#### Written task
The answer should be a single number: how many lines of the entries below hold the word "until".

#### Provided material
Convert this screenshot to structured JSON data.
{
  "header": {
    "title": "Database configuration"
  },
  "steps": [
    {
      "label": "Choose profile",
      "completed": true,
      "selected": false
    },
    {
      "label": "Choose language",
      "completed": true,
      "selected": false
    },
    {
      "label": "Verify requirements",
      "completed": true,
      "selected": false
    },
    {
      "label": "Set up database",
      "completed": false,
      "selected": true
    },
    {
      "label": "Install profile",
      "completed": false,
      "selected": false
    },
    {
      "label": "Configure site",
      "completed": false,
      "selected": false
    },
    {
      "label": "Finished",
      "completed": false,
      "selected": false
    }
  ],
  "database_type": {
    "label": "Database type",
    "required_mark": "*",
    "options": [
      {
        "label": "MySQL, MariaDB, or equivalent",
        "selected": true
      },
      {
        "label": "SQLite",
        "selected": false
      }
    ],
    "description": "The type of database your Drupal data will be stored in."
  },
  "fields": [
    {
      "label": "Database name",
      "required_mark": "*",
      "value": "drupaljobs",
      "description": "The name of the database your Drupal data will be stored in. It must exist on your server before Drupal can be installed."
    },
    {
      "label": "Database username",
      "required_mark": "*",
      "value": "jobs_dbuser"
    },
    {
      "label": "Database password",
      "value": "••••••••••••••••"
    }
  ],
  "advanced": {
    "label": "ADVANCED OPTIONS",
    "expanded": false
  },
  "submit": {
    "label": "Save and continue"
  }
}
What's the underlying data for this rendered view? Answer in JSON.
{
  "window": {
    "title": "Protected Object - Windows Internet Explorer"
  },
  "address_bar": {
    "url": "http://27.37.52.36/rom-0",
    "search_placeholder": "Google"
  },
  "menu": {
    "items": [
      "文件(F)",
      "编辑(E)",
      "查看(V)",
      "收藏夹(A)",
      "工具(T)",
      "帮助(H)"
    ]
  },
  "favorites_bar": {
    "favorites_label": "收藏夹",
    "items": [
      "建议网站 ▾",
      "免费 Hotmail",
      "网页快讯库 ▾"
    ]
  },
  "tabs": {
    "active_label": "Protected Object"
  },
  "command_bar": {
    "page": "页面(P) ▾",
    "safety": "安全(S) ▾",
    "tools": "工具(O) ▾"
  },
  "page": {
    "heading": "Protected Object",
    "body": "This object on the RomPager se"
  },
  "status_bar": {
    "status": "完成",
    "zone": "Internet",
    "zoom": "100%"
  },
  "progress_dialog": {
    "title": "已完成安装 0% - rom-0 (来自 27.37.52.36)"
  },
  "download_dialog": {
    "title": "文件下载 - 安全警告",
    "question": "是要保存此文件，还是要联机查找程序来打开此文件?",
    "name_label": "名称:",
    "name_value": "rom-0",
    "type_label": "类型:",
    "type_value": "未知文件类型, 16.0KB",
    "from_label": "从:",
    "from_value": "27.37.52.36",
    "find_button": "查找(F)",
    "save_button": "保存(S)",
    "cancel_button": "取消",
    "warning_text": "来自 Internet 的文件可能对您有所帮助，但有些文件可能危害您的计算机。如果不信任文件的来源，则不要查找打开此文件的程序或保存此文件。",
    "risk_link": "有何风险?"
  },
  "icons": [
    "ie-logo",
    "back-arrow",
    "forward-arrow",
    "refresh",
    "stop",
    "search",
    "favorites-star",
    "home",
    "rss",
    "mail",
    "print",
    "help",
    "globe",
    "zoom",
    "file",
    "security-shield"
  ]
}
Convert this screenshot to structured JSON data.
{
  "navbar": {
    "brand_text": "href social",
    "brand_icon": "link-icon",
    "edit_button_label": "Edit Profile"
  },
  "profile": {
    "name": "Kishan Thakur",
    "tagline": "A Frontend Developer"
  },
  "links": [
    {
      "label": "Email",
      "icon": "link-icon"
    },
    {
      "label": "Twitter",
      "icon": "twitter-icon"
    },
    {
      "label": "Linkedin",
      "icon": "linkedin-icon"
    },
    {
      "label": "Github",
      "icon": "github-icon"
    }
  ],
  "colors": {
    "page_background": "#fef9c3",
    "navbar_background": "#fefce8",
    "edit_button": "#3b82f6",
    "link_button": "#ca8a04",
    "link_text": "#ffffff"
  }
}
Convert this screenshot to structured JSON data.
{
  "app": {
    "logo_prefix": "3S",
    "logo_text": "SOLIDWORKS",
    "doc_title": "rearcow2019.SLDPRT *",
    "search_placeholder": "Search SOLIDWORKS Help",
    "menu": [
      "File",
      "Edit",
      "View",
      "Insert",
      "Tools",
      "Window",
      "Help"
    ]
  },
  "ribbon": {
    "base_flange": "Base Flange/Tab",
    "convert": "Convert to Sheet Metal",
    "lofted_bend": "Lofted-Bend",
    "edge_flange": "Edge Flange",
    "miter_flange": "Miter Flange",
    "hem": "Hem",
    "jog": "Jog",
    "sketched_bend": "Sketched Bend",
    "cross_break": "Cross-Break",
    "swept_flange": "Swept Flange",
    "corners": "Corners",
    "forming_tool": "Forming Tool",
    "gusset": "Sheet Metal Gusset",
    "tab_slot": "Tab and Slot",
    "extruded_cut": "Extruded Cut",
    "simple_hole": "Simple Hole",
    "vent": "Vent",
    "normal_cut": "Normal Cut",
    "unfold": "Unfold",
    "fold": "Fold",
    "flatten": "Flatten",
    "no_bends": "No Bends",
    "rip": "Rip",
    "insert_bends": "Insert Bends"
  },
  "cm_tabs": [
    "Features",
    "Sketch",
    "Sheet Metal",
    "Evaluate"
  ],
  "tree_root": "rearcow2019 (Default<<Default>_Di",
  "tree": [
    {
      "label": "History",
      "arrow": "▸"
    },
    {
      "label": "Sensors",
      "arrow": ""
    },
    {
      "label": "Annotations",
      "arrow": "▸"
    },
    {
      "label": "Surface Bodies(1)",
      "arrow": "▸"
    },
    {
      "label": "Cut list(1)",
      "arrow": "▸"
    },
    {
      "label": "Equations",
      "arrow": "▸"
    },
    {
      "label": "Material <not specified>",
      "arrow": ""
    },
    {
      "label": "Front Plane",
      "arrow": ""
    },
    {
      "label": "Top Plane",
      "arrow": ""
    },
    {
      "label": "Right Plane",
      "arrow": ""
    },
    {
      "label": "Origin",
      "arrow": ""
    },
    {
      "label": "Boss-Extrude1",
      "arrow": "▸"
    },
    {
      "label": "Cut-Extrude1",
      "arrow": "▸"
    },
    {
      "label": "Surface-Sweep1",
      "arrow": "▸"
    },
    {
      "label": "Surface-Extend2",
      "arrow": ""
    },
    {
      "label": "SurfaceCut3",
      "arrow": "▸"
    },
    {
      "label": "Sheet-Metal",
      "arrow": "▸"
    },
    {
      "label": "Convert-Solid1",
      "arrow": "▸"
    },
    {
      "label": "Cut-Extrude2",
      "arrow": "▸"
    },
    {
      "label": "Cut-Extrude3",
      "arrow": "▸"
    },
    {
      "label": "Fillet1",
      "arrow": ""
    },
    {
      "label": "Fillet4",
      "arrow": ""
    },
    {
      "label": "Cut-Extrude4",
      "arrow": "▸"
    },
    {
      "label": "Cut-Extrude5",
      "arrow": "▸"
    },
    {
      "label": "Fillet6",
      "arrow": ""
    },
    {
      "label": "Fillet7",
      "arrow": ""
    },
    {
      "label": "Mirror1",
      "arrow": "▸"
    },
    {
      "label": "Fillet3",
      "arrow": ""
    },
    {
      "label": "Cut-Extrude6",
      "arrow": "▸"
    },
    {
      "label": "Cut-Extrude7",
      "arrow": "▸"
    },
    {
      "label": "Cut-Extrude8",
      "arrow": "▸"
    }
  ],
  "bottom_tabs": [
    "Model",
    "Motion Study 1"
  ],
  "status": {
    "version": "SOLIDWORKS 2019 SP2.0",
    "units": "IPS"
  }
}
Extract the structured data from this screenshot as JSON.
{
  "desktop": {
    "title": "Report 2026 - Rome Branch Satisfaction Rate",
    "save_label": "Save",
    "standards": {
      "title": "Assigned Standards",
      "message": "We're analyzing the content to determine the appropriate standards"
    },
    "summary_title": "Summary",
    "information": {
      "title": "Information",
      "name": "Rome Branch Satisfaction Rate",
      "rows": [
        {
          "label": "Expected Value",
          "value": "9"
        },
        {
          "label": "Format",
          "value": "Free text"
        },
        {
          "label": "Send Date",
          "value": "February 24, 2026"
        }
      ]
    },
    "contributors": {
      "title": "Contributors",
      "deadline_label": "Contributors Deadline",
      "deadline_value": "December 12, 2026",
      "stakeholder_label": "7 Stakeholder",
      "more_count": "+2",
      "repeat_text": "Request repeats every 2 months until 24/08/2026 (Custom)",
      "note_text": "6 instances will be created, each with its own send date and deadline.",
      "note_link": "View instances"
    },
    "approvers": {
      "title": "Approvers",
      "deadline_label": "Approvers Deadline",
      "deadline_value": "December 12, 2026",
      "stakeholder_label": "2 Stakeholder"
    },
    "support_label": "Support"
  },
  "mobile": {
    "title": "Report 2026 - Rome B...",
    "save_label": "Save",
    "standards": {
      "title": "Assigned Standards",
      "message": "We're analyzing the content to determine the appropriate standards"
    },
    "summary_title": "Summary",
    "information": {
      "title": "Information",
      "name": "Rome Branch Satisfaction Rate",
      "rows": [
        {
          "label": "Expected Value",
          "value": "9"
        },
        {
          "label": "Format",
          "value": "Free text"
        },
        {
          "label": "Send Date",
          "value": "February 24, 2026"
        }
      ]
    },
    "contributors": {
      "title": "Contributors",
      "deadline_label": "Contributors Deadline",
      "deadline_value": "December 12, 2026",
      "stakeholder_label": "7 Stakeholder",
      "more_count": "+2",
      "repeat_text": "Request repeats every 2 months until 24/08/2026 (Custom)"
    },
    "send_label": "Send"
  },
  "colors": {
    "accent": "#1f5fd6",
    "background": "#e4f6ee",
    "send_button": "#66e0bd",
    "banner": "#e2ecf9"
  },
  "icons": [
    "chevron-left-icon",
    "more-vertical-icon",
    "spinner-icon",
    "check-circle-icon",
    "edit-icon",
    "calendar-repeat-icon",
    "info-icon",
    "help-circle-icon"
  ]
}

#### Solution
2